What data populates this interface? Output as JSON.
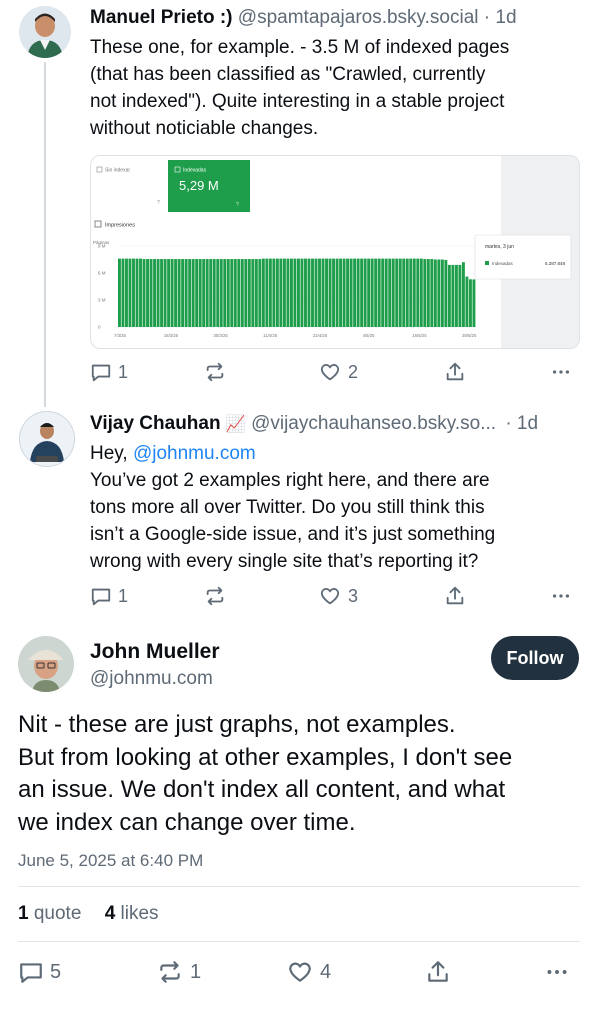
{
  "posts": [
    {
      "author": "Manuel Prieto :)",
      "handle": "@spamtapajaros.bsky.social",
      "age": "· 1d",
      "text_lines": [
        "These one, for example. - 3.5 M of indexed pages",
        "(that has been classified as \"Crawled, currently",
        "not indexed\"). Quite interesting in a stable project",
        "without noticiable changes."
      ],
      "actions": {
        "replies": "1",
        "reposts": "",
        "likes": "2"
      }
    },
    {
      "author": "Vijay Chauhan",
      "author_emoji": "📈",
      "handle": "@vijaychauhanseo.bsky.so...",
      "age": "· 1d",
      "greeting": "Hey,",
      "mention": "@johnmu.com",
      "text_lines": [
        "You’ve got 2 examples right here, and there are",
        "tons more all over Twitter. Do you still think this",
        "isn’t a Google-side issue, and it’s just something",
        "wrong with every single site that’s reporting it?"
      ],
      "actions": {
        "replies": "1",
        "reposts": "",
        "likes": "3"
      }
    }
  ],
  "embed_chart": {
    "tile_not_indexed": "Sin indexar",
    "tile_indexed": "Indexadas",
    "tile_indexed_value": "5,29 M",
    "impressions_label": "Impresiones",
    "y_axis_title": "Páginas",
    "y_ticks": [
      "9 M",
      "6 M",
      "3 M",
      "0"
    ],
    "x_ticks": [
      "7/3/25",
      "18/3/25",
      "30/3/25",
      "11/4/25",
      "22/4/25",
      "4/5/25",
      "16/5/25",
      "28/5/25"
    ],
    "tooltip_date": "martes, 3 jun",
    "tooltip_series": "Indexadas",
    "tooltip_value": "5.287.848",
    "bar_color": "#1e9e4a",
    "bar_values_m": [
      7.6,
      7.6,
      7.6,
      7.6,
      7.6,
      7.6,
      7.6,
      7.55,
      7.55,
      7.55,
      7.55,
      7.55,
      7.55,
      7.55,
      7.55,
      7.55,
      7.55,
      7.55,
      7.55,
      7.55,
      7.55,
      7.55,
      7.55,
      7.55,
      7.55,
      7.55,
      7.55,
      7.55,
      7.55,
      7.55,
      7.55,
      7.55,
      7.55,
      7.55,
      7.55,
      7.55,
      7.55,
      7.55,
      7.55,
      7.55,
      7.55,
      7.6,
      7.6,
      7.6,
      7.6,
      7.6,
      7.6,
      7.6,
      7.6,
      7.6,
      7.6,
      7.6,
      7.6,
      7.6,
      7.6,
      7.6,
      7.6,
      7.6,
      7.6,
      7.6,
      7.6,
      7.6,
      7.6,
      7.6,
      7.6,
      7.6,
      7.6,
      7.6,
      7.6,
      7.6,
      7.6,
      7.6,
      7.6,
      7.6,
      7.6,
      7.6,
      7.6,
      7.6,
      7.6,
      7.6,
      7.6,
      7.6,
      7.6,
      7.6,
      7.6,
      7.6,
      7.6,
      7.55,
      7.55,
      7.55,
      7.5,
      7.5,
      7.5,
      7.45,
      6.9,
      6.9,
      6.9,
      6.9,
      7.2,
      5.6,
      5.3,
      5.29
    ]
  },
  "main_post": {
    "author": "John Mueller",
    "handle": "@johnmu.com",
    "follow_label": "Follow",
    "text_lines": [
      "Nit - these are just graphs, not examples.",
      "But from looking at other examples, I don't see",
      "an issue. We don't index all content, and what",
      "we index can change over time."
    ],
    "timestamp": "June 5, 2025 at 6:40 PM",
    "quotes_count": "1",
    "quotes_label": "quote",
    "likes_count": "4",
    "likes_label": "likes",
    "actions": {
      "replies": "5",
      "reposts": "1",
      "likes": "4"
    }
  },
  "icons": [
    "reply-icon",
    "repost-icon",
    "like-icon",
    "share-icon",
    "more-icon"
  ]
}
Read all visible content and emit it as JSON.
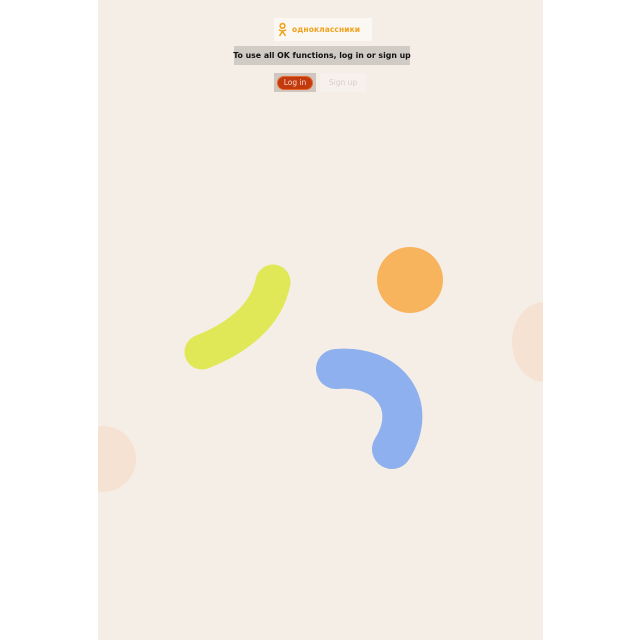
{
  "header": {
    "logo_text": "одноклассники",
    "logo_icon": "ok-logo-icon"
  },
  "auth": {
    "prompt": "To use all OK functions, log in or sign up",
    "login_label": "Log in",
    "signup_label": "Sign up"
  },
  "colors": {
    "background": "#f5eee6",
    "brand": "#f0a21b",
    "login_button": "#c23a0d",
    "shape_yellow": "#e0e857",
    "shape_orange": "#f7b45d",
    "shape_blue": "#8eb0ee",
    "shape_peach": "#f6e2d2"
  }
}
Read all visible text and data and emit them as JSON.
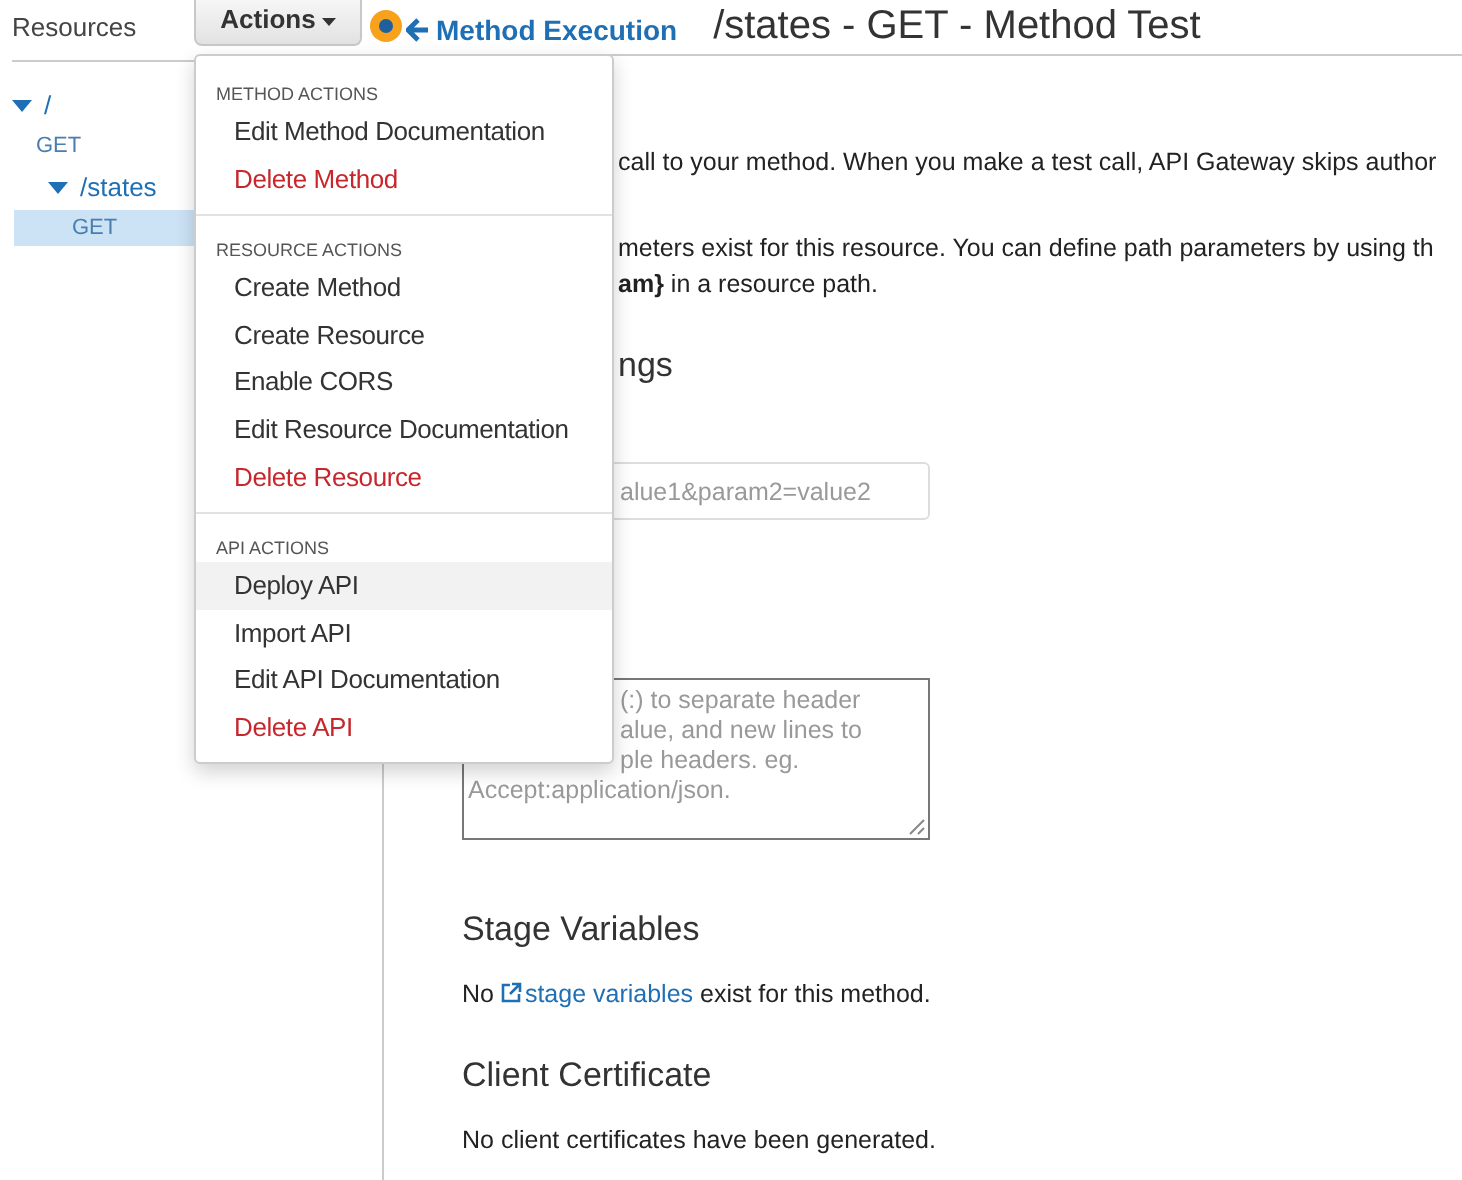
{
  "sidebar": {
    "title": "Resources",
    "tree": [
      {
        "label": "/",
        "expanded": true,
        "children": [
          {
            "label": "GET",
            "selected": false
          },
          {
            "label": "/states",
            "expanded": true,
            "children": [
              {
                "label": "GET",
                "selected": true
              }
            ]
          }
        ]
      }
    ]
  },
  "actions_button": {
    "label": "Actions"
  },
  "back_link": "Method Execution",
  "page_title": "/states - GET - Method Test",
  "intro_text": "call to your method. When you make a test call, API Gateway skips author",
  "path_text": [
    "meters exist for this resource. You can define path parameters by using th",
    "**am}** in a resource path."
  ],
  "query_heading": "ngs",
  "query_field": {
    "placeholder": "alue1&param2=value2"
  },
  "headers_field": {
    "placeholder_lines": [
      "(:) to separate header",
      "alue, and new lines to",
      "ple headers. eg.",
      "Accept:application/json."
    ]
  },
  "stage_variables": {
    "heading": "Stage Variables",
    "text_before": "No",
    "link": "stage variables",
    "text_after": "exist for this method."
  },
  "client_certificate": {
    "heading": "Client Certificate",
    "text": "No client certificates have been generated."
  },
  "actions_menu": {
    "sections": [
      {
        "heading": "METHOD ACTIONS",
        "items": [
          {
            "label": "Edit Method Documentation",
            "kind": "normal",
            "highlighted": false
          },
          {
            "label": "Delete Method",
            "kind": "danger",
            "highlighted": false
          }
        ]
      },
      {
        "heading": "RESOURCE ACTIONS",
        "items": [
          {
            "label": "Create Method",
            "kind": "normal",
            "highlighted": false
          },
          {
            "label": "Create Resource",
            "kind": "normal",
            "highlighted": false
          },
          {
            "label": "Enable CORS",
            "kind": "normal",
            "highlighted": false
          },
          {
            "label": "Edit Resource Documentation",
            "kind": "normal",
            "highlighted": false
          },
          {
            "label": "Delete Resource",
            "kind": "danger",
            "highlighted": false
          }
        ]
      },
      {
        "heading": "API ACTIONS",
        "items": [
          {
            "label": "Deploy API",
            "kind": "normal",
            "highlighted": true
          },
          {
            "label": "Import API",
            "kind": "normal",
            "highlighted": false
          },
          {
            "label": "Edit API Documentation",
            "kind": "normal",
            "highlighted": false
          },
          {
            "label": "Delete API",
            "kind": "danger",
            "highlighted": false
          }
        ]
      }
    ]
  }
}
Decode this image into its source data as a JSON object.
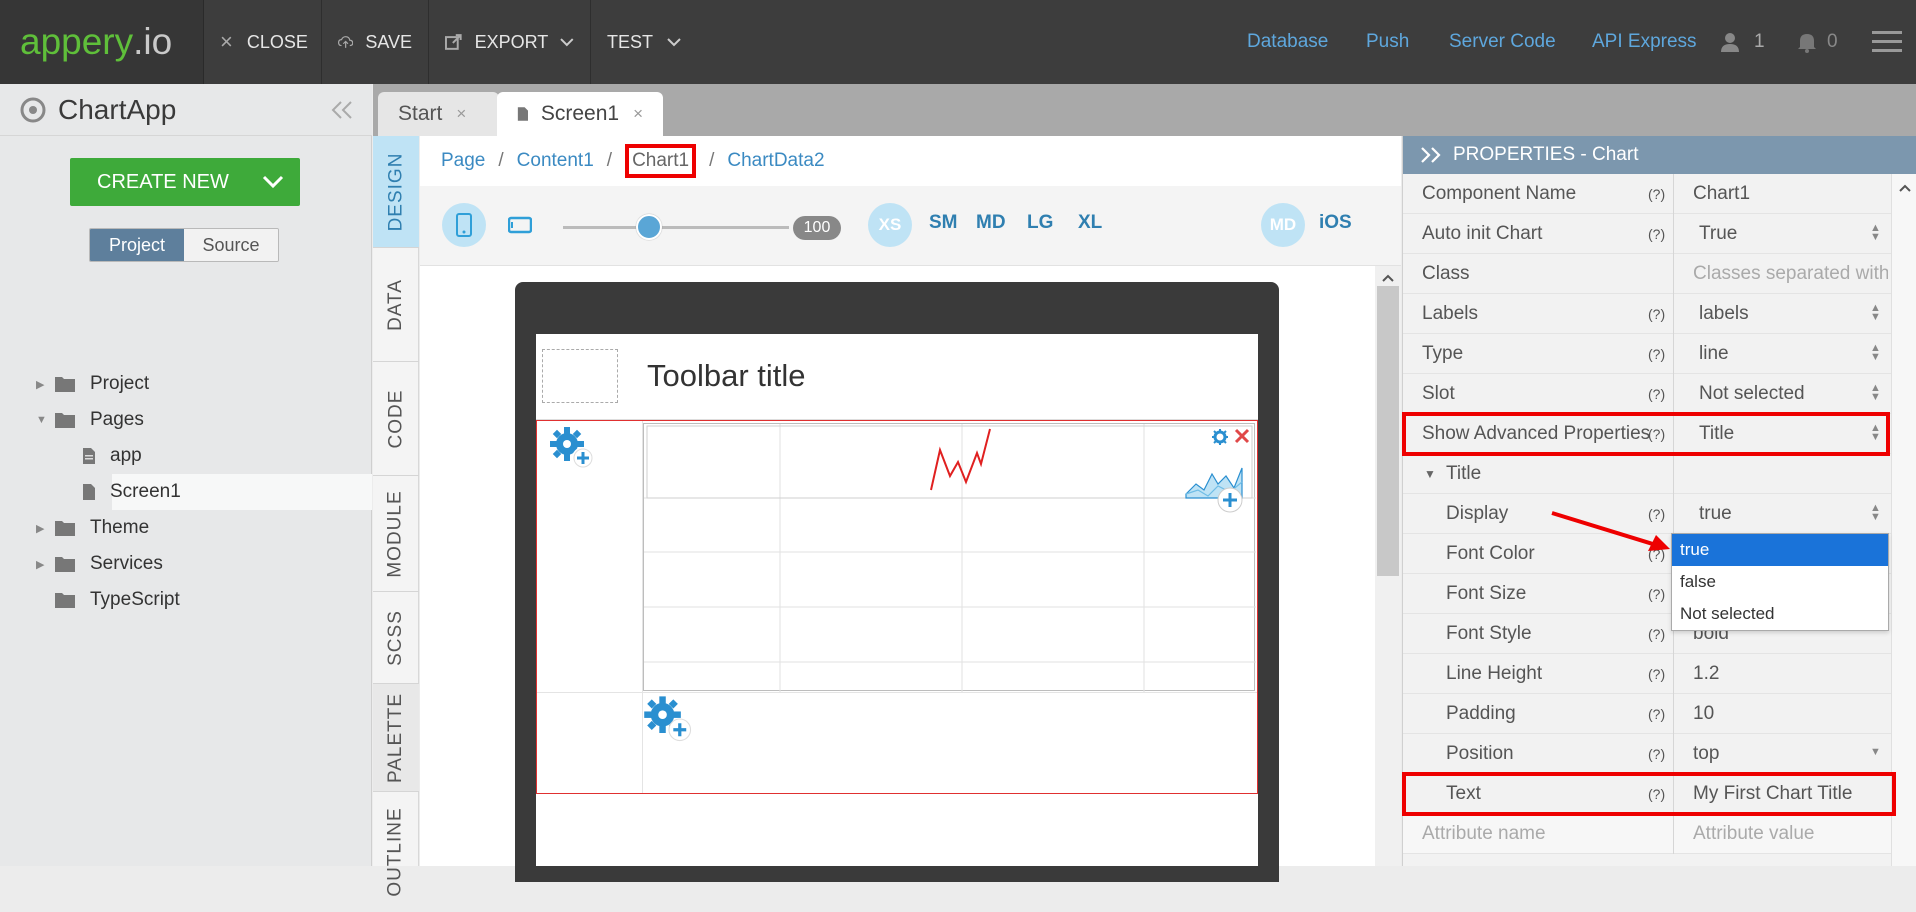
{
  "topbar": {
    "logo_main": "appery",
    "logo_suffix": ".io",
    "close_label": "CLOSE",
    "save_label": "SAVE",
    "export_label": "EXPORT",
    "test_label": "TEST",
    "links": [
      "Database",
      "Push",
      "Server Code",
      "API Express"
    ],
    "user_count": "1",
    "notif_count": "0"
  },
  "left": {
    "app_name": "ChartApp",
    "create_new": "CREATE NEW",
    "seg_project": "Project",
    "seg_source": "Source",
    "tree": {
      "project": "Project",
      "pages": "Pages",
      "app": "app",
      "screen1": "Screen1",
      "theme": "Theme",
      "services": "Services",
      "typescript": "TypeScript"
    }
  },
  "tabs": {
    "start": "Start",
    "screen1": "Screen1",
    "close_glyph": "×"
  },
  "side_tabs": [
    "DESIGN",
    "DATA",
    "CODE",
    "MODULE",
    "SCSS",
    "PALETTE",
    "OUTLINE"
  ],
  "designer": {
    "breadcrumb": [
      "Page",
      "Content1",
      "Chart1",
      "ChartData2"
    ],
    "zoom": "100",
    "zoom_fraction": 0.38,
    "breakpoints": [
      "XS",
      "SM",
      "MD",
      "LG",
      "XL"
    ],
    "theme_size": "MD",
    "theme_platform": "iOS",
    "toolbar_title": "Toolbar title"
  },
  "properties": {
    "header": "PROPERTIES - Chart",
    "help": "(?)",
    "rows": {
      "component_name": {
        "label": "Component Name",
        "value": "Chart1"
      },
      "auto_init": {
        "label": "Auto init Chart",
        "value": "True"
      },
      "class": {
        "label": "Class",
        "value": "Classes separated with"
      },
      "labels": {
        "label": "Labels",
        "value": "labels"
      },
      "type": {
        "label": "Type",
        "value": "line"
      },
      "slot": {
        "label": "Slot",
        "value": "Not selected"
      },
      "show_adv": {
        "label": "Show Advanced Properties",
        "value": "Title"
      },
      "title_group": {
        "label": "Title"
      },
      "display": {
        "label": "Display",
        "value": "true"
      },
      "font_color": {
        "label": "Font Color"
      },
      "font_size": {
        "label": "Font Size"
      },
      "font_style": {
        "label": "Font Style",
        "value": "bold"
      },
      "line_height": {
        "label": "Line Height",
        "value": "1.2"
      },
      "padding": {
        "label": "Padding",
        "value": "10"
      },
      "position": {
        "label": "Position",
        "value": "top"
      },
      "text": {
        "label": "Text",
        "value": "My First Chart Title"
      },
      "attr": {
        "label": "Attribute name",
        "value": "Attribute value"
      }
    },
    "dropdown_options": [
      "true",
      "false",
      "Not selected"
    ]
  },
  "colors": {
    "brand_green": "#5fbf3a",
    "link_blue": "#5ea7dd",
    "highlight_red": "#e00000",
    "selected_blue": "#1a73d9"
  }
}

Required task: Using the records above, gather all lines where the string "Attribute" is present.

Solution to the problem:
        "label": "Attribute name",
        "value": "Attribute value"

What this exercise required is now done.